* [Work to be completed] Return the data line for line, unchanged, from its first line through the line that contains "text-line: экзема, раны, реакции", both ends included.

* [Data excerpts]
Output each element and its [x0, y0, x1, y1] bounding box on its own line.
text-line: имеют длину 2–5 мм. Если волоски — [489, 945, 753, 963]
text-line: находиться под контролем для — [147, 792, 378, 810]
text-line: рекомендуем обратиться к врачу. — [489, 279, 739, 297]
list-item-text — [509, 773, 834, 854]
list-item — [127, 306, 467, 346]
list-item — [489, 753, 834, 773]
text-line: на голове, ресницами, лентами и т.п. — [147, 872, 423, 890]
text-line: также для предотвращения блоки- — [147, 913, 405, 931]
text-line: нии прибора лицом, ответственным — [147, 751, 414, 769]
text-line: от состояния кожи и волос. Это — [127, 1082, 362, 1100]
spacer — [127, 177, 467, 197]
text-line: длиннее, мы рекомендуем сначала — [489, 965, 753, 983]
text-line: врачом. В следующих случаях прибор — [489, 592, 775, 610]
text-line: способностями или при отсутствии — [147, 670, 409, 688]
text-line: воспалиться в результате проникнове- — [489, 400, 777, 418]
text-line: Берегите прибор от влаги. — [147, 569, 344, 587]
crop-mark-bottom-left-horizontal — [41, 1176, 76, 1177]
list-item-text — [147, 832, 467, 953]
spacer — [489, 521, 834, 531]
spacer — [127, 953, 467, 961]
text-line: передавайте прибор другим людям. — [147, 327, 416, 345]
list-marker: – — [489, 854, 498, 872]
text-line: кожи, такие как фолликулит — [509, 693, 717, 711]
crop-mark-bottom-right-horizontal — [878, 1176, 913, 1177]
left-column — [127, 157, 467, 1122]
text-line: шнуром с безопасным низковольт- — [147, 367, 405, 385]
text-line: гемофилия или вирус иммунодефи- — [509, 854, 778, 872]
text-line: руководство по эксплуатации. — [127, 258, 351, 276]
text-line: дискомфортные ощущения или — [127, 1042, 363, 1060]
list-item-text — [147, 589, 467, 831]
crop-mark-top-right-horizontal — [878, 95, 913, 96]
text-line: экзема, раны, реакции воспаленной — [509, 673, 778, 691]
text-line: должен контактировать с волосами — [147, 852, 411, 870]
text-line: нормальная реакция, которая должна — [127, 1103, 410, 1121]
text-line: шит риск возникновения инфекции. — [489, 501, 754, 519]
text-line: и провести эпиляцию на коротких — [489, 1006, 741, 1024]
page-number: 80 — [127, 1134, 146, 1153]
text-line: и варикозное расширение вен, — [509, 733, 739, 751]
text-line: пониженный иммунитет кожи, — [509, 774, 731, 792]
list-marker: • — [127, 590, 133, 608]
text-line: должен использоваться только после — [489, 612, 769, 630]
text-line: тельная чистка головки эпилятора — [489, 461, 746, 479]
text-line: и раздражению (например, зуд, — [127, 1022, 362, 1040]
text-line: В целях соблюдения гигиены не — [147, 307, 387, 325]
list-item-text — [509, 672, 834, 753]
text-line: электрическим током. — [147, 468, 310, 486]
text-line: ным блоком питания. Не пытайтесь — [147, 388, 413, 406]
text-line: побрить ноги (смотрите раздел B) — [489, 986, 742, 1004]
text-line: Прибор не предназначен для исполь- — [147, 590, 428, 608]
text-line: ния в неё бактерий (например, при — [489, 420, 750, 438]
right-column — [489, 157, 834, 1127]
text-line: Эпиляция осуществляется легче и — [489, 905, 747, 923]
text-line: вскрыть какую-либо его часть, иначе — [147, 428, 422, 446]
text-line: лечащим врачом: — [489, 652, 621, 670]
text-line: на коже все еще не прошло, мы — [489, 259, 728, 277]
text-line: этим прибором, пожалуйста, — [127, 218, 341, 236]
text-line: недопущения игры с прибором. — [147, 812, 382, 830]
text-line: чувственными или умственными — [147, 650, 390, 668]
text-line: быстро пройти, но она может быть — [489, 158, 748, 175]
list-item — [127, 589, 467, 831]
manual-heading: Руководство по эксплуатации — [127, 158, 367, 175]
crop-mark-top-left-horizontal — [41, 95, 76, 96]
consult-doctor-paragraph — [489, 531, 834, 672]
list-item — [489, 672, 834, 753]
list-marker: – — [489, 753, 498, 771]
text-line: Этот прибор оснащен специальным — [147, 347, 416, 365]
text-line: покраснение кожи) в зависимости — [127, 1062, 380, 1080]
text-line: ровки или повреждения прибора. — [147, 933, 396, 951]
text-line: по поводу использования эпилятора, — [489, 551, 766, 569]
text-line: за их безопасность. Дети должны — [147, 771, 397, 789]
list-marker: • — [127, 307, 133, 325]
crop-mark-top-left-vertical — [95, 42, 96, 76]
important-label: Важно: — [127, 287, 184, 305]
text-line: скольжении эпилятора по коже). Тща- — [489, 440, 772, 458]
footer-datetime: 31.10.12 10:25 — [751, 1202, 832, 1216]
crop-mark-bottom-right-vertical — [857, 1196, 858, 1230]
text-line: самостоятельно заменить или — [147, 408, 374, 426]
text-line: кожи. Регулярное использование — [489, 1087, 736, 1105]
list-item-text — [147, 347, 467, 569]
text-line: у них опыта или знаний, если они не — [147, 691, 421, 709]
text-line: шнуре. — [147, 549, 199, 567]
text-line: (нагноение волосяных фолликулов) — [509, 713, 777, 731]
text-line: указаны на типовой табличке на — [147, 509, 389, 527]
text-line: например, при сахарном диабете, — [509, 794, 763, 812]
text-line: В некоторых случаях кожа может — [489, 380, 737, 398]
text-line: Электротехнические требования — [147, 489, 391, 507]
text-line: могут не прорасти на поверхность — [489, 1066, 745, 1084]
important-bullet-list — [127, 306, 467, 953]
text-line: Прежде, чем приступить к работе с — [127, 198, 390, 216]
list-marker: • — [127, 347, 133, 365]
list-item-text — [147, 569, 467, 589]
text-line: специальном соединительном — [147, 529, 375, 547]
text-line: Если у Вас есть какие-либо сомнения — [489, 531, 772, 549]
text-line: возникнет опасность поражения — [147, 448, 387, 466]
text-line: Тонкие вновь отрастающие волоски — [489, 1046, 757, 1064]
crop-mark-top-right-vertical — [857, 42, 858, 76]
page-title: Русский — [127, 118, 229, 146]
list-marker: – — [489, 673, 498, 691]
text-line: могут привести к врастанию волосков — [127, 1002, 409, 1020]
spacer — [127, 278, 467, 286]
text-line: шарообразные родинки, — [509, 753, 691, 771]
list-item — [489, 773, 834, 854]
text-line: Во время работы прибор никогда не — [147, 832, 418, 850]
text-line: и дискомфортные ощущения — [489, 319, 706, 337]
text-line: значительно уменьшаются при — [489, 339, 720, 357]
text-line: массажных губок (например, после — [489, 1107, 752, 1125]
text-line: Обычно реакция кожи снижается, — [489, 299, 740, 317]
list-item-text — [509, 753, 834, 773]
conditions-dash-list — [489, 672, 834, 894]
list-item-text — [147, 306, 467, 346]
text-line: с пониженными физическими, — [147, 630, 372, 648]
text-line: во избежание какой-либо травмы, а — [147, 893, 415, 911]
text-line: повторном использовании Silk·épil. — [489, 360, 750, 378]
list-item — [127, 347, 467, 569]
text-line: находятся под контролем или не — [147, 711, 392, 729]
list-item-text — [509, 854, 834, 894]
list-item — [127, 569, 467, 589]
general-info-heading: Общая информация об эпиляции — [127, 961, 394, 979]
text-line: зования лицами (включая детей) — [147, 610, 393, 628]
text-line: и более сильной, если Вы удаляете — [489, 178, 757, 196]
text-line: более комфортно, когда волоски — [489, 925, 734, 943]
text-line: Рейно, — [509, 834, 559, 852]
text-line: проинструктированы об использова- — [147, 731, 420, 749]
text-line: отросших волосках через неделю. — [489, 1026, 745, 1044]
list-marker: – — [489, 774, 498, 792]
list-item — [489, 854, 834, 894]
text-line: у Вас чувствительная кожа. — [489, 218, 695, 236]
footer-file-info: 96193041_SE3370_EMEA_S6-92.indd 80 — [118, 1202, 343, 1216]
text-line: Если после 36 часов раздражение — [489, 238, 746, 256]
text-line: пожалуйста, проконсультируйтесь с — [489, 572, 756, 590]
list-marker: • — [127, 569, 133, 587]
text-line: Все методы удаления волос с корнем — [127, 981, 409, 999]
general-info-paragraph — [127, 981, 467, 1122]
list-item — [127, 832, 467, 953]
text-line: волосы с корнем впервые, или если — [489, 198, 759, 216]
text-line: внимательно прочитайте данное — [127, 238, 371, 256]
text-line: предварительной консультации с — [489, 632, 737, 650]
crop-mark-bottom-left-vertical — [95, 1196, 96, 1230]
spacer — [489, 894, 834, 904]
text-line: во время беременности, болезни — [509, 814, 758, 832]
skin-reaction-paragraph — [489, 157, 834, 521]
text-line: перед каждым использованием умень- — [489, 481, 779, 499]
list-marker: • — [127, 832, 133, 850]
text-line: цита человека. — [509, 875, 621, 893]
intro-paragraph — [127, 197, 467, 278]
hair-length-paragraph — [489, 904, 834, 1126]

* [Output for this task]
Output each element and its [x0, y0, x1, y1] bounding box on its own line.
text-line: имеют длину 2–5 мм. Если волоски — [489, 945, 753, 963]
text-line: находиться под контролем для — [147, 792, 378, 810]
text-line: рекомендуем обратиться к врачу. — [489, 279, 739, 297]
list-item-text — [509, 773, 834, 854]
list-item — [127, 306, 467, 346]
list-item — [489, 753, 834, 773]
text-line: на голове, ресницами, лентами и т.п. — [147, 872, 423, 890]
text-line: также для предотвращения блоки- — [147, 913, 405, 931]
text-line: нии прибора лицом, ответственным — [147, 751, 414, 769]
text-line: от состояния кожи и волос. Это — [127, 1082, 362, 1100]
spacer — [127, 177, 467, 197]
text-line: длиннее, мы рекомендуем сначала — [489, 965, 753, 983]
text-line: врачом. В следующих случаях прибор — [489, 592, 775, 610]
text-line: способностями или при отсутствии — [147, 670, 409, 688]
text-line: воспалиться в результате проникнове- — [489, 400, 777, 418]
text-line: Берегите прибор от влаги. — [147, 569, 344, 587]
crop-mark-bottom-left-horizontal — [41, 1176, 76, 1177]
list-item-text — [147, 832, 467, 953]
spacer — [489, 521, 834, 531]
spacer — [127, 953, 467, 961]
text-line: передавайте прибор другим людям. — [147, 327, 416, 345]
list-marker: – — [489, 854, 498, 872]
text-line: кожи, такие как фолликулит — [509, 693, 717, 711]
crop-mark-bottom-right-horizontal — [878, 1176, 913, 1177]
left-column — [127, 157, 467, 1122]
text-line: шнуром с безопасным низковольт- — [147, 367, 405, 385]
text-line: гемофилия или вирус иммунодефи- — [509, 854, 778, 872]
text-line: руководство по эксплуатации. — [127, 258, 351, 276]
text-line: дискомфортные ощущения или — [127, 1042, 363, 1060]
list-item-text — [147, 589, 467, 831]
crop-mark-top-right-horizontal — [878, 95, 913, 96]
text-line: экзема, раны, реакции воспаленной — [509, 673, 778, 691]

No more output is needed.